STATED PROBLEM ▸ Copy word for word every line from the start of the records through the line containing "refresh-icon[interactable] [335, 1100, 373, 1138]", including that line.

Layout records ▸
<<<<
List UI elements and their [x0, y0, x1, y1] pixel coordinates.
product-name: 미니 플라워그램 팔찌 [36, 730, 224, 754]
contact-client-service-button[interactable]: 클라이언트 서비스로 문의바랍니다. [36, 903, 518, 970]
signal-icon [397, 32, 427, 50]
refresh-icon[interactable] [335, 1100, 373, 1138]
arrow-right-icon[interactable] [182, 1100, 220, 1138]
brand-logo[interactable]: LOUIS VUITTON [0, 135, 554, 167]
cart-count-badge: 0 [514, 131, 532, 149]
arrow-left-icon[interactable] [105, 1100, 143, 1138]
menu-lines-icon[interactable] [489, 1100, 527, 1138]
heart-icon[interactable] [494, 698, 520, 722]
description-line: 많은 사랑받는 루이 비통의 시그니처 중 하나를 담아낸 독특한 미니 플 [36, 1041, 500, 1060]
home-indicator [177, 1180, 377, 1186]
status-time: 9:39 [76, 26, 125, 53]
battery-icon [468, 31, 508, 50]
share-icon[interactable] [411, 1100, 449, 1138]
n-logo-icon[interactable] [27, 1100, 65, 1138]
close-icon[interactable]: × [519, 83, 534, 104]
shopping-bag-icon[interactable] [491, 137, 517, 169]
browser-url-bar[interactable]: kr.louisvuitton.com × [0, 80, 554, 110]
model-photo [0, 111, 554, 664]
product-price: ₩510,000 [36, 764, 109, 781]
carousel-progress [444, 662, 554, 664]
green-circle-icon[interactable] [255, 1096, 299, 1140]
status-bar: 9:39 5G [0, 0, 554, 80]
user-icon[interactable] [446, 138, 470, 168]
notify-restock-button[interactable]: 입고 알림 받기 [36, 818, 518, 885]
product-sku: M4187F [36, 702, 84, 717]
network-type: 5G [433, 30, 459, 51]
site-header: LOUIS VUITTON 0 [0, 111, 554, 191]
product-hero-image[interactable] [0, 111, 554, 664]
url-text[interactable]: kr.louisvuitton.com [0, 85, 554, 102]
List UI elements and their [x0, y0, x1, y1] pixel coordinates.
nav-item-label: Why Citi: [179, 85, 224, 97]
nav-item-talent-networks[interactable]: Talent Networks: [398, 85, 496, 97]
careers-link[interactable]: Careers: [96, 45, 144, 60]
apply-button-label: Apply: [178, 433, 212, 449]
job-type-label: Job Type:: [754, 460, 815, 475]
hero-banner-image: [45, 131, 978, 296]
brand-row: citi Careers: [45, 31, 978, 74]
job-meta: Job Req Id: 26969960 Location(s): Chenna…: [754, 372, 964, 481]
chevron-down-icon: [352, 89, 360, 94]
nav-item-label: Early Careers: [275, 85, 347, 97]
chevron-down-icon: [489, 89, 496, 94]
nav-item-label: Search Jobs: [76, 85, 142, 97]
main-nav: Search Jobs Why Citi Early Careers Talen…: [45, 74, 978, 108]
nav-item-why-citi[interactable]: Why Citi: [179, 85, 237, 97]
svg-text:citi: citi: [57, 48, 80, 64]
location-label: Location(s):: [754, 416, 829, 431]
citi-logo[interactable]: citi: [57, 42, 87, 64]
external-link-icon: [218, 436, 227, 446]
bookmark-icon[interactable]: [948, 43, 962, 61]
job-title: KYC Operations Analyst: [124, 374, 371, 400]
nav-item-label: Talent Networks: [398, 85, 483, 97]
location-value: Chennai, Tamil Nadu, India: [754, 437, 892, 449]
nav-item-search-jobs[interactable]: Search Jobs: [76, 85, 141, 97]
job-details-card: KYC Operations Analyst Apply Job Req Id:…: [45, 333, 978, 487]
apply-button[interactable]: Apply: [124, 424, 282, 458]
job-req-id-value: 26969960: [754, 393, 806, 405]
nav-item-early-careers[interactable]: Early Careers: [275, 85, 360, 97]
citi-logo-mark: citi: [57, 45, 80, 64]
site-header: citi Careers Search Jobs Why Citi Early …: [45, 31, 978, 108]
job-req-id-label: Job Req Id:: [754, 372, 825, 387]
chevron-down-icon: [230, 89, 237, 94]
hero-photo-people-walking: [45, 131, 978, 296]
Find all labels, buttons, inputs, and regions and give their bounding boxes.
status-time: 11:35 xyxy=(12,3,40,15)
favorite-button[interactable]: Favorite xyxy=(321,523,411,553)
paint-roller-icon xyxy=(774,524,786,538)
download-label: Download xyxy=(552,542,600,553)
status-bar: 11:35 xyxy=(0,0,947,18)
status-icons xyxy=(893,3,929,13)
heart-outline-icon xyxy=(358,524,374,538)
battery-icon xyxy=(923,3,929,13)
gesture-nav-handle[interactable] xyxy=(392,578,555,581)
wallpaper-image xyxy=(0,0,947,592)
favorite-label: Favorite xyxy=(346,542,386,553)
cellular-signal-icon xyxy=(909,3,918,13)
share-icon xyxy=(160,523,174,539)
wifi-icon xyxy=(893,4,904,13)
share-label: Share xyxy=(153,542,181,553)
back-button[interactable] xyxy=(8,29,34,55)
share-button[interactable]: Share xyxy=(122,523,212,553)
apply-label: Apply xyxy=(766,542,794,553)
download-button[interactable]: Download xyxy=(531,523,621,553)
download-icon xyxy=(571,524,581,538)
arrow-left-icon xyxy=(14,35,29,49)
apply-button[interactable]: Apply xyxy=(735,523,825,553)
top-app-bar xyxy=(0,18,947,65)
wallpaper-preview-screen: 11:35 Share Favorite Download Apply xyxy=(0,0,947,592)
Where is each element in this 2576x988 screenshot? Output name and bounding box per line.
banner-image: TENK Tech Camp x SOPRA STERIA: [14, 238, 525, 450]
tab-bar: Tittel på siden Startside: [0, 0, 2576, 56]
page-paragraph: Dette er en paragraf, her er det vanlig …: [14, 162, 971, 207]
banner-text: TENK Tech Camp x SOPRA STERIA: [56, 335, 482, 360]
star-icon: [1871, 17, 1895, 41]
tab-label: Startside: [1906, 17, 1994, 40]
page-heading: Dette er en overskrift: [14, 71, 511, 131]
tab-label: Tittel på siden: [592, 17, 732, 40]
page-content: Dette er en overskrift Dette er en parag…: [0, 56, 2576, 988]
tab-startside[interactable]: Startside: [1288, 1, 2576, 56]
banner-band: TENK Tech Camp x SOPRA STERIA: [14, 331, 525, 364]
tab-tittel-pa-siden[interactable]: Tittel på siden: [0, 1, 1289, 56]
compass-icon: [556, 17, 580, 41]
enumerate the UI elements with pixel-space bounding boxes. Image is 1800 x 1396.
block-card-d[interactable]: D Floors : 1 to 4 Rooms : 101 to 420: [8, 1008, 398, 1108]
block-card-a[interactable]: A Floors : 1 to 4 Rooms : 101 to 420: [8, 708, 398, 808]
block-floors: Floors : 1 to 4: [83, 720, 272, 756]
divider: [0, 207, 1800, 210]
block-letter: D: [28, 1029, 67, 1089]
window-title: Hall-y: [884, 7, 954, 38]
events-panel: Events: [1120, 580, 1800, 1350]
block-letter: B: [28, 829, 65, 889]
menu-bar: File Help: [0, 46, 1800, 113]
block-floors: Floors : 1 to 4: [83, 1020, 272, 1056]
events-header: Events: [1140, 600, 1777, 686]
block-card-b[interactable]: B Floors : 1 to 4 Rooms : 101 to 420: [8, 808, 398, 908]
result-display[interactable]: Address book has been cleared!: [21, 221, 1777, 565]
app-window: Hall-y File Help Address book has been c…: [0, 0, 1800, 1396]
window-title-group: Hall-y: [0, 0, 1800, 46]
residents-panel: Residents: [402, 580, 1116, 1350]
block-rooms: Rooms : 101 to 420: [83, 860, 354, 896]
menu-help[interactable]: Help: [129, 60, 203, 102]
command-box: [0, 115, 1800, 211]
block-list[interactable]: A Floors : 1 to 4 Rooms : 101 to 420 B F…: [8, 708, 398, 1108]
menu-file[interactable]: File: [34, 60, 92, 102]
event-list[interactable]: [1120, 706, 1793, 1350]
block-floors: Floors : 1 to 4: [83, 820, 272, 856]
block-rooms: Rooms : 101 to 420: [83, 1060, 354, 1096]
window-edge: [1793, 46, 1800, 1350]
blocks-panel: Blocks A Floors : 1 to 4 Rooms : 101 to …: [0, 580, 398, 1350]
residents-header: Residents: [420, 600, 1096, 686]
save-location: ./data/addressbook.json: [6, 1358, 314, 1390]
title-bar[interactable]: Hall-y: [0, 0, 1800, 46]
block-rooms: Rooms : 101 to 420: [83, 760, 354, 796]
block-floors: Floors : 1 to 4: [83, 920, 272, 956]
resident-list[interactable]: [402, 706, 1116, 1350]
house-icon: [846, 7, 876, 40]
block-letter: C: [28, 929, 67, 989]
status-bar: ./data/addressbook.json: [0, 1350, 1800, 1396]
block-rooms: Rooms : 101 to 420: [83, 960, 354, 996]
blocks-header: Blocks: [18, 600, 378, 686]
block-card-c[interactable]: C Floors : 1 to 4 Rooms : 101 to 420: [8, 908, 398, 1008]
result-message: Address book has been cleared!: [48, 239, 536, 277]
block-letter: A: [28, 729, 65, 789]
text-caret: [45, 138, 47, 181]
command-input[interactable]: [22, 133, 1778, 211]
>>>>
THE RESPONSE ▸
List UI elements and their [x0, y0, x1, y1] pixel coordinates.
product-name: 미니 플라워그램 팔찌 [36, 730, 224, 754]
contact-client-service-button[interactable]: 클라이언트 서비스로 문의바랍니다. [36, 903, 518, 970]
signal-icon [397, 32, 427, 50]
refresh-icon[interactable] [335, 1100, 373, 1138]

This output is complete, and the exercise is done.